— START OF Information shown —
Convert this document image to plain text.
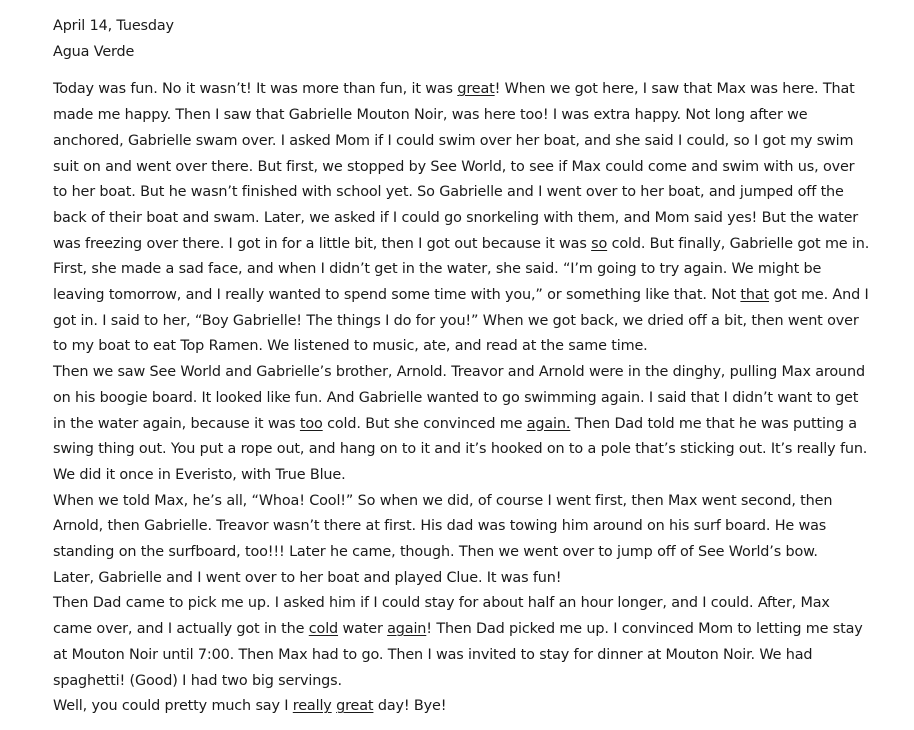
April 14, Tuesday

Agua Verde

Today was fun. No it wasn’t! It was more than fun, it was great! When we got here, I saw that Max was here. That made me happy. Then I saw that Gabrielle Mouton Noir, was here too! I was extra happy. Not long after we anchored, Gabrielle swam over. I asked Mom if I could swim over her boat, and she said I could, so I got my swim suit on and went over there. But first, we stopped by See World, to see if Max could come and swim with us, over to her boat. But he wasn’t finished with school yet. So Gabrielle and I went over to her boat, and jumped off the back of their boat and swam. Later, we asked if I could go snorkeling with them, and Mom said yes! But the water was freezing over there. I got in for a little bit, then I got out because it was so cold. But finally, Gabrielle got me in. First, she made a sad face, and when I didn’t get in the water, she said. “I’m going to try again. We might be leaving tomorrow, and I really wanted to spend some time with you,” or something like that. Not that got me. And I got in. I said to her, “Boy Gabrielle! The things I do for you!” When we got back, we dried off a bit, then went over to my boat to eat Top Ramen. We listened to music, ate, and read at the same time.

Then we saw See World and Gabrielle’s brother, Arnold. Treavor and Arnold were in the dinghy, pulling Max around on his boogie board. It looked like fun. And Gabrielle wanted to go swimming again. I said that I didn’t want to get in the water again, because it was too cold. But she convinced me again. Then Dad told me that he was putting a swing thing out. You put a rope out, and hang on to it and it’s hooked on to a pole that’s sticking out. It’s really fun. We did it once in Everisto, with True Blue.

When we told Max, he’s all, “Whoa! Cool!” So when we did, of course I went first, then Max went second, then Arnold, then Gabrielle. Treavor wasn’t there at first. His dad was towing him around on his surf board. He was standing on the surfboard, too!!! Later he came, though. Then we went over to jump off of See World’s bow.

Later, Gabrielle and I went over to her boat and played Clue. It was fun!

Then Dad came to pick me up. I asked him if I could stay for about half an hour longer, and I could. After, Max came over, and I actually got in the cold water again! Then Dad picked me up. I convinced Mom to letting me stay at Mouton Noir until 7:00. Then Max had to go. Then I was invited to stay for dinner at Mouton Noir. We had spaghetti! (Good) I had two big servings.

Well, you could pretty much say I really great day! Bye!
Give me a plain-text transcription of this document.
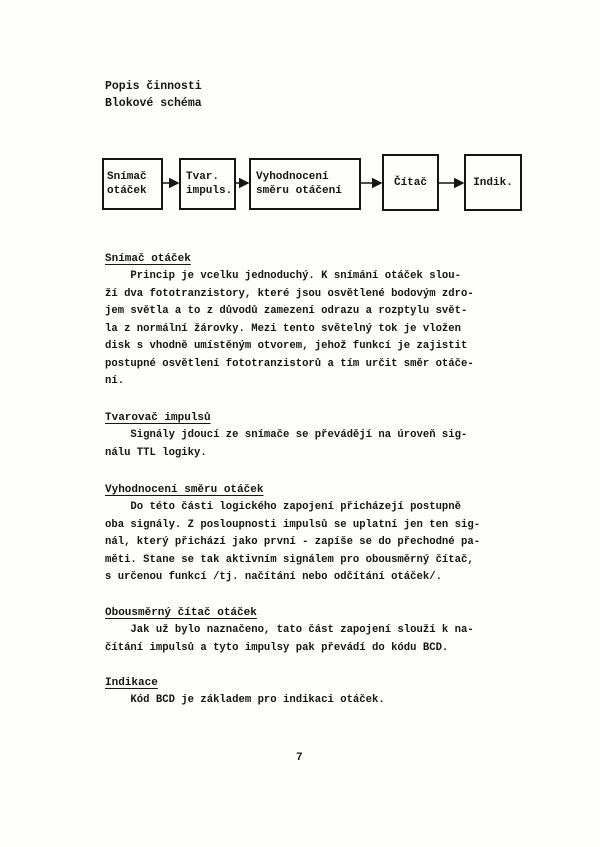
Popis činnosti
Blokové schéma
Snímač
otáček
Tvar.
impuls.
Vyhodnocení
směru otáčení
Čítač	Indik.
Snímač otáček
Princip je vcelku jednoduchý. K snímání otáček slou-
ží dva fototranzistory, které jsou osvětlené bodovým zdro-
jem světla a to z důvodů zamezení odrazu a rozptylu svět-
la z normální žárovky. Mezi tento světelný tok je vložen
disk s vhodně umístěným otvorem, jehož funkcí je zajistit
postupné osvětlení fototranzistorů a tím určit směr otáče-
ní.
Tvarovač impulsů
Signály jdoucí ze snímače se převádějí na úroveň sig-
nálu TTL logiky.
Vyhodnocení směru otáček
Do této části logického zapojení přicházejí postupně
oba signály. Z posloupnosti impulsů se uplatní jen ten sig-
nál, který přichází jako první - zapíše se do přechodné pa-
měti. Stane se tak aktivním signálem pro obousměrný čítač,
s určenou funkcí /tj. načítání nebo odčítání otáček/.
Obousměrný čítač otáček
Jak už bylo naznačeno, tato část zapojení slouží k na-
čítání impulsů a tyto impulsy pak převádí do kódu BCD.
Indikace
Kód BCD je základem pro indikaci otáček.
7
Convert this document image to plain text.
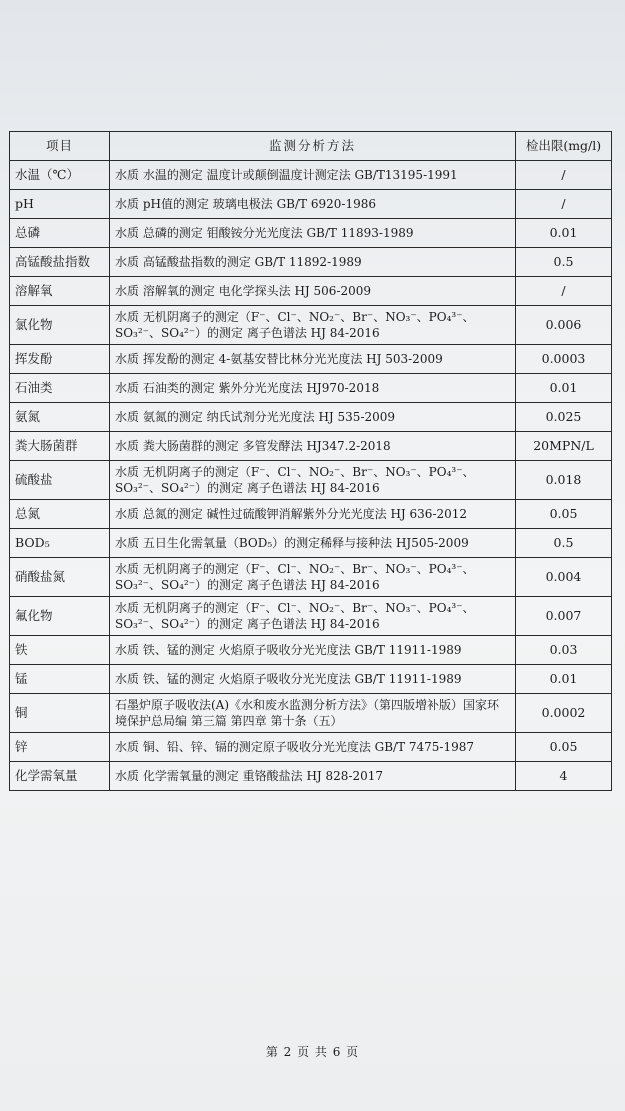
项目	监测分析方法	检出限(mg/l)
水温（℃）	水质 水温的测定 温度计或颠倒温度计测定法 GB/T13195-1991	/
pH	水质 pH值的测定 玻璃电极法 GB/T 6920-1986	/
总磷	水质 总磷的测定 钼酸铵分光光度法 GB/T 11893-1989	0.01
高锰酸盐指数	水质 高锰酸盐指数的测定 GB/T 11892-1989	0.5
溶解氧	水质 溶解氧的测定 电化学探头法 HJ 506-2009	/
氯化物	水质 无机阴离子的测定（F⁻、Cl⁻、NO₂⁻、Br⁻、NO₃⁻、PO₄³⁻、SO₃²⁻、SO₄²⁻）的测定 离子色谱法 HJ 84-2016	0.006
挥发酚	水质 挥发酚的测定 4-氨基安替比林分光光度法 HJ 503-2009	0.0003
石油类	水质 石油类的测定 紫外分光光度法 HJ970-2018	0.01
氨氮	水质 氨氮的测定 纳氏试剂分光光度法 HJ 535-2009	0.025
粪大肠菌群	水质 粪大肠菌群的测定 多管发酵法 HJ347.2-2018	20MPN/L
硫酸盐	水质 无机阴离子的测定（F⁻、Cl⁻、NO₂⁻、Br⁻、NO₃⁻、PO₄³⁻、SO₃²⁻、SO₄²⁻）的测定 离子色谱法 HJ 84-2016	0.018
总氮	水质 总氮的测定 碱性过硫酸钾消解紫外分光光度法 HJ 636-2012	0.05
BOD₅	水质 五日生化需氧量（BOD₅）的测定稀释与接种法 HJ505-2009	0.5
硝酸盐氮	水质 无机阴离子的测定（F⁻、Cl⁻、NO₂⁻、Br⁻、NO₃⁻、PO₄³⁻、SO₃²⁻、SO₄²⁻）的测定 离子色谱法 HJ 84-2016	0.004
氟化物	水质 无机阴离子的测定（F⁻、Cl⁻、NO₂⁻、Br⁻、NO₃⁻、PO₄³⁻、SO₃²⁻、SO₄²⁻）的测定 离子色谱法 HJ 84-2016	0.007
铁	水质 铁、锰的测定 火焰原子吸收分光光度法 GB/T 11911-1989	0.03
锰	水质 铁、锰的测定 火焰原子吸收分光光度法 GB/T 11911-1989	0.01
铜	石墨炉原子吸收法(A)《水和废水监测分析方法》（第四版增补版）国家环境保护总局编 第三篇 第四章 第十条（五）	0.0002
锌	水质 铜、铅、锌、镉的测定原子吸收分光光度法 GB/T 7475-1987	0.05
化学需氧量	水质 化学需氧量的测定 重铬酸盐法 HJ 828-2017	4
第 2 页 共 6 页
— END OF Information shown —
**Direction:** Transcribe the whole listing, character for character, but not its images.

**Solved problem:**
Convert this document image to plain text.
April 14, Tuesday

Agua Verde

Today was fun. No it wasn’t! It was more than fun, it was great! When we got here, I saw that Max was here. That made me happy. Then I saw that Gabrielle Mouton Noir, was here too! I was extra happy. Not long after we anchored, Gabrielle swam over. I asked Mom if I could swim over her boat, and she said I could, so I got my swim suit on and went over there. But first, we stopped by See World, to see if Max could come and swim with us, over to her boat. But he wasn’t finished with school yet. So Gabrielle and I went over to her boat, and jumped off the back of their boat and swam. Later, we asked if I could go snorkeling with them, and Mom said yes! But the water was freezing over there. I got in for a little bit, then I got out because it was so cold. But finally, Gabrielle got me in. First, she made a sad face, and when I didn’t get in the water, she said. “I’m going to try again. We might be leaving tomorrow, and I really wanted to spend some time with you,” or something like that. Not that got me. And I got in. I said to her, “Boy Gabrielle! The things I do for you!” When we got back, we dried off a bit, then went over to my boat to eat Top Ramen. We listened to music, ate, and read at the same time.

Then we saw See World and Gabrielle’s brother, Arnold. Treavor and Arnold were in the dinghy, pulling Max around on his boogie board. It looked like fun. And Gabrielle wanted to go swimming again. I said that I didn’t want to get in the water again, because it was too cold. But she convinced me again. Then Dad told me that he was putting a swing thing out. You put a rope out, and hang on to it and it’s hooked on to a pole that’s sticking out. It’s really fun. We did it once in Everisto, with True Blue.

When we told Max, he’s all, “Whoa! Cool!” So when we did, of course I went first, then Max went second, then Arnold, then Gabrielle. Treavor wasn’t there at first. His dad was towing him around on his surf board. He was standing on the surfboard, too!!! Later he came, though. Then we went over to jump off of See World’s bow.

Later, Gabrielle and I went over to her boat and played Clue. It was fun!

Then Dad came to pick me up. I asked him if I could stay for about half an hour longer, and I could. After, Max came over, and I actually got in the cold water again! Then Dad picked me up. I convinced Mom to letting me stay at Mouton Noir until 7:00. Then Max had to go. Then I was invited to stay for dinner at Mouton Noir. We had spaghetti! (Good) I had two big servings.

Well, you could pretty much say I really great day! Bye!
Give me a plain-text transcription of this document.
Popis činnosti
Blokové schéma
Snímač
otáček
Tvar.
impuls.
Vyhodnocení
směru otáčení
Čítač	Indik.
Snímač otáček
Princip je vcelku jednoduchý. K snímání otáček slou-
ží dva fototranzistory, které jsou osvětlené bodovým zdro-
jem světla a to z důvodů zamezení odrazu a rozptylu svět-
la z normální žárovky. Mezi tento světelný tok je vložen
disk s vhodně umístěným otvorem, jehož funkcí je zajistit
postupné osvětlení fototranzistorů a tím určit směr otáče-
ní.
Tvarovač impulsů
Signály jdoucí ze snímače se převádějí na úroveň sig-
nálu TTL logiky.
Vyhodnocení směru otáček
Do této části logického zapojení přicházejí postupně
oba signály. Z posloupnosti impulsů se uplatní jen ten sig-
nál, který přichází jako první - zapíše se do přechodné pa-
měti. Stane se tak aktivním signálem pro obousměrný čítač,
s určenou funkcí /tj. načítání nebo odčítání otáček/.
Obousměrný čítač otáček
Jak už bylo naznačeno, tato část zapojení slouží k na-
čítání impulsů a tyto impulsy pak převádí do kódu BCD.
Indikace
Kód BCD je základem pro indikaci otáček.
7
Convert this document image to plain text.
项目	监测分析方法	检出限(mg/l)
水温（℃）	水质 水温的测定 温度计或颠倒温度计测定法 GB/T13195-1991	/
pH	水质 pH值的测定 玻璃电极法 GB/T 6920-1986	/
总磷	水质 总磷的测定 钼酸铵分光光度法 GB/T 11893-1989	0.01
高锰酸盐指数	水质 高锰酸盐指数的测定 GB/T 11892-1989	0.5
溶解氧	水质 溶解氧的测定 电化学探头法 HJ 506-2009	/
氯化物	水质 无机阴离子的测定（F⁻、Cl⁻、NO₂⁻、Br⁻、NO₃⁻、PO₄³⁻、SO₃²⁻、SO₄²⁻）的测定 离子色谱法 HJ 84-2016	0.006
挥发酚	水质 挥发酚的测定 4-氨基安替比林分光光度法 HJ 503-2009	0.0003
石油类	水质 石油类的测定 紫外分光光度法 HJ970-2018	0.01
氨氮	水质 氨氮的测定 纳氏试剂分光光度法 HJ 535-2009	0.025
粪大肠菌群	水质 粪大肠菌群的测定 多管发酵法 HJ347.2-2018	20MPN/L
硫酸盐	水质 无机阴离子的测定（F⁻、Cl⁻、NO₂⁻、Br⁻、NO₃⁻、PO₄³⁻、SO₃²⁻、SO₄²⁻）的测定 离子色谱法 HJ 84-2016	0.018
总氮	水质 总氮的测定 碱性过硫酸钾消解紫外分光光度法 HJ 636-2012	0.05
BOD₅	水质 五日生化需氧量（BOD₅）的测定稀释与接种法 HJ505-2009	0.5
硝酸盐氮	水质 无机阴离子的测定（F⁻、Cl⁻、NO₂⁻、Br⁻、NO₃⁻、PO₄³⁻、SO₃²⁻、SO₄²⁻）的测定 离子色谱法 HJ 84-2016	0.004
氟化物	水质 无机阴离子的测定（F⁻、Cl⁻、NO₂⁻、Br⁻、NO₃⁻、PO₄³⁻、SO₃²⁻、SO₄²⁻）的测定 离子色谱法 HJ 84-2016	0.007
铁	水质 铁、锰的测定 火焰原子吸收分光光度法 GB/T 11911-1989	0.03
锰	水质 铁、锰的测定 火焰原子吸收分光光度法 GB/T 11911-1989	0.01
铜	石墨炉原子吸收法(A)《水和废水监测分析方法》（第四版增补版）国家环境保护总局编 第三篇 第四章 第十条（五）	0.0002
锌	水质 铜、铅、锌、镉的测定原子吸收分光光度法 GB/T 7475-1987	0.05
化学需氧量	水质 化学需氧量的测定 重铬酸盐法 HJ 828-2017	4
第 2 页 共 6 页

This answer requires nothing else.